**Directive**:
Gather each line of the entries below that includes "Ministry".

══ Data for the task

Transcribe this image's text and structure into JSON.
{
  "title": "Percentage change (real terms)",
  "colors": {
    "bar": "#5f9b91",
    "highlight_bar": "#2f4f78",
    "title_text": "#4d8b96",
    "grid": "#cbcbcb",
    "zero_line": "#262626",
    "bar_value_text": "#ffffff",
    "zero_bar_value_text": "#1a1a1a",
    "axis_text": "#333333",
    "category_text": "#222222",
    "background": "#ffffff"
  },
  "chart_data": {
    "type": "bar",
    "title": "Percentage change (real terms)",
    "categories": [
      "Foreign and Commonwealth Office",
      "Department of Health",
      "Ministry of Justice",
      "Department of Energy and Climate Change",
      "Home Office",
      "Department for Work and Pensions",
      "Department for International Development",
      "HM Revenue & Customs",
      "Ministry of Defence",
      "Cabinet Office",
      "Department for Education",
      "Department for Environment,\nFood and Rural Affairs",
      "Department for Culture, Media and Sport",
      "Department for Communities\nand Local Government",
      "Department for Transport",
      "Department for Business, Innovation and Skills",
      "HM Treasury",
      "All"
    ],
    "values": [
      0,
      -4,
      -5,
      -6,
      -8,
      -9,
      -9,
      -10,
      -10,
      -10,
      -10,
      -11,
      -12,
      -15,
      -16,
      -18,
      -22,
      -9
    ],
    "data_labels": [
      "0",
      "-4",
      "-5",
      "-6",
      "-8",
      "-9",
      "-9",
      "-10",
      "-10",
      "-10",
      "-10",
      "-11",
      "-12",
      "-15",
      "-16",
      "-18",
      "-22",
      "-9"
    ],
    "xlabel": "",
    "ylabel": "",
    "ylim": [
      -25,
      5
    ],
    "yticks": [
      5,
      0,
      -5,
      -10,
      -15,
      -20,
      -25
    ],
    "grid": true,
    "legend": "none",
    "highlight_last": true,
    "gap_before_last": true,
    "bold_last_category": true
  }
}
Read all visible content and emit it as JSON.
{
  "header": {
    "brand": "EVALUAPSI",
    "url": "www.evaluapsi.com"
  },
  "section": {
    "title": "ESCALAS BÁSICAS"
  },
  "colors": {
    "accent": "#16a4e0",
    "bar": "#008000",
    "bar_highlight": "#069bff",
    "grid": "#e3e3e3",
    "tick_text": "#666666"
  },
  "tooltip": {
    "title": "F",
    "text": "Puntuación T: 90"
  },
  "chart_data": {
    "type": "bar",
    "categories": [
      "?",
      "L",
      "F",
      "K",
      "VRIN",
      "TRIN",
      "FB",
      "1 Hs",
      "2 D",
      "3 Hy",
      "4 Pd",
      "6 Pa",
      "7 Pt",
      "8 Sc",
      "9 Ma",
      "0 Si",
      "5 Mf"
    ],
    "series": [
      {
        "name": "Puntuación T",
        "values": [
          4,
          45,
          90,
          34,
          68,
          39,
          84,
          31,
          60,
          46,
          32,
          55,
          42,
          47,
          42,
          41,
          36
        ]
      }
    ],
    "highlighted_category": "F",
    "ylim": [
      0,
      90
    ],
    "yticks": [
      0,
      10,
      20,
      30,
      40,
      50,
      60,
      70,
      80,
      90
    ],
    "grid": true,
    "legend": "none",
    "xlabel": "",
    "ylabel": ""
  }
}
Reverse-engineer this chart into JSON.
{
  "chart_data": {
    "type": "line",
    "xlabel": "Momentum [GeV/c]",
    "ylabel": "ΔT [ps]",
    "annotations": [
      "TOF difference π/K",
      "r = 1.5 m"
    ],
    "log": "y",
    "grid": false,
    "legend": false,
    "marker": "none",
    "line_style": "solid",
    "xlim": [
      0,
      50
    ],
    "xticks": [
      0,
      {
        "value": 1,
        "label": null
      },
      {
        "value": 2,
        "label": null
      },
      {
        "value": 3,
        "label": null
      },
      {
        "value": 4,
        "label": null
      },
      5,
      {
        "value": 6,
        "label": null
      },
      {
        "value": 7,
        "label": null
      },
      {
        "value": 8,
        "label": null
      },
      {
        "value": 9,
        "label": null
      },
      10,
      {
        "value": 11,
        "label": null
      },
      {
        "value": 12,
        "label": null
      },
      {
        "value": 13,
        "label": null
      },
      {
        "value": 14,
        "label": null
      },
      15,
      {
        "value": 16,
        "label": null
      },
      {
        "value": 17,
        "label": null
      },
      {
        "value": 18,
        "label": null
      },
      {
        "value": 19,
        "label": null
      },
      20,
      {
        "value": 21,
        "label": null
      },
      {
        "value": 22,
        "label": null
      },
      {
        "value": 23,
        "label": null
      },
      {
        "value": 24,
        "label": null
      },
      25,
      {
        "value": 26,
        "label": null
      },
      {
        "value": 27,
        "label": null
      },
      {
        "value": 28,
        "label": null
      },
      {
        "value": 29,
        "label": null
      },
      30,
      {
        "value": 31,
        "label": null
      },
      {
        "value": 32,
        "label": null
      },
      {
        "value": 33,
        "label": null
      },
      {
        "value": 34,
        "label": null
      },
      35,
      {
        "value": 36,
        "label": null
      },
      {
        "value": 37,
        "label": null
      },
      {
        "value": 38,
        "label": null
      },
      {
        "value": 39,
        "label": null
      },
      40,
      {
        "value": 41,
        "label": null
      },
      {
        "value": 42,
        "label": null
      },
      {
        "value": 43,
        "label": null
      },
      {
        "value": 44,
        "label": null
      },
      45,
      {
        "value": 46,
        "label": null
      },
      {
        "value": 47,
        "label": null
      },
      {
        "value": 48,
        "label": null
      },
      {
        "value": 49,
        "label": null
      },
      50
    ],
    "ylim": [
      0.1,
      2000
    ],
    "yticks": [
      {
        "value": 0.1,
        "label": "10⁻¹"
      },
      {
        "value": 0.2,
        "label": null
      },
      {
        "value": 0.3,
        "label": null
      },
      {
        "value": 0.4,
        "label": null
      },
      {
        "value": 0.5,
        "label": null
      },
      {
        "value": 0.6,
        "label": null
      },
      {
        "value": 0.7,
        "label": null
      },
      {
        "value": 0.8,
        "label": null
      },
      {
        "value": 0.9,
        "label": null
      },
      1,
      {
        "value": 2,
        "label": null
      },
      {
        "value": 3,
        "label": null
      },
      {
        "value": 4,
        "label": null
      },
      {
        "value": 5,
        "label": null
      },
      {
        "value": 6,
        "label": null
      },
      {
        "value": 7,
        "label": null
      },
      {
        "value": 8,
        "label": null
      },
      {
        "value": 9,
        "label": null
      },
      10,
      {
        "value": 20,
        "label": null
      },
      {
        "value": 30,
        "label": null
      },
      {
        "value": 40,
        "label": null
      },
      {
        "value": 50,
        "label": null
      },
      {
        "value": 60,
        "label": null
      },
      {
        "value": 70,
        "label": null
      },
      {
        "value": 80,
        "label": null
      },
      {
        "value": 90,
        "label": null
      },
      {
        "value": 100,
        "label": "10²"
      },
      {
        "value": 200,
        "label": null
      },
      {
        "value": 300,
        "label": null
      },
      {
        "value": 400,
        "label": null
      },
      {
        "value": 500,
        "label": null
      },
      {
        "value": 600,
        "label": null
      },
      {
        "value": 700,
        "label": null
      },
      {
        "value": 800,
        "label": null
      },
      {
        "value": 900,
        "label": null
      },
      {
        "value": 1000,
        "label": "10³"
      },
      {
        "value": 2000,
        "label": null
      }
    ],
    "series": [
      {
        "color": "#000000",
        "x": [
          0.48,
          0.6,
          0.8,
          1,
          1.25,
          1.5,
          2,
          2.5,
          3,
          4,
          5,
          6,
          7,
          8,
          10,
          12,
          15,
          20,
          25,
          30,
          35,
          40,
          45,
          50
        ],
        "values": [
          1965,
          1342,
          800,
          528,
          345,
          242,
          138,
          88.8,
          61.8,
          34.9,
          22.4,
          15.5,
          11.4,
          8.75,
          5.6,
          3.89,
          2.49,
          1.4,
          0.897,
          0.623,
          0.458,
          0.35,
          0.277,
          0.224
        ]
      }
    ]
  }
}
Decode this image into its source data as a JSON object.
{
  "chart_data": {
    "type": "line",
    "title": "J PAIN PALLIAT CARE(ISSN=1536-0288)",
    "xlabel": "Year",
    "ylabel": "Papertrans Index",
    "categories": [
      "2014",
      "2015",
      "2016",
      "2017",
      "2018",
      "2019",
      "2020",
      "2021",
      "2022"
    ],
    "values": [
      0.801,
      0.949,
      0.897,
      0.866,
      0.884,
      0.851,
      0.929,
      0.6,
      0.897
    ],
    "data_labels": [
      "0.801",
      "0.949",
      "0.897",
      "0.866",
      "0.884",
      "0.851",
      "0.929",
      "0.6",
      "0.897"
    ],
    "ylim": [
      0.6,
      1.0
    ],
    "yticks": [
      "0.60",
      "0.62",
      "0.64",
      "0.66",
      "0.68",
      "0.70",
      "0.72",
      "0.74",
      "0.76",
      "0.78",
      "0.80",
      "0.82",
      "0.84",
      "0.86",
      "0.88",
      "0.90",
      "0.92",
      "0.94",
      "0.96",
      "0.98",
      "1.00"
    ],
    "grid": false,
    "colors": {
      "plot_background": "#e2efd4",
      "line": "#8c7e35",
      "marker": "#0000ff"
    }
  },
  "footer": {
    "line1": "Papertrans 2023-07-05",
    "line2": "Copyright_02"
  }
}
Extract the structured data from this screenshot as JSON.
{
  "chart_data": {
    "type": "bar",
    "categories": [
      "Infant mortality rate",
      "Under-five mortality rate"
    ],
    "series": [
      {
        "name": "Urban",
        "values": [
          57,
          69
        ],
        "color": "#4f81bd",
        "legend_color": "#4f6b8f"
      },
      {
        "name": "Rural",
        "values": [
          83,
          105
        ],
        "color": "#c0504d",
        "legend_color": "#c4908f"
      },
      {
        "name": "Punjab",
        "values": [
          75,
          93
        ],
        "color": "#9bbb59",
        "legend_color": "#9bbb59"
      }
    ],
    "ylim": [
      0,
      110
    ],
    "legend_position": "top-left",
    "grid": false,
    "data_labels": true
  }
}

════

**Output below**:
      "Ministry of Justice",
      "Ministry of Defence",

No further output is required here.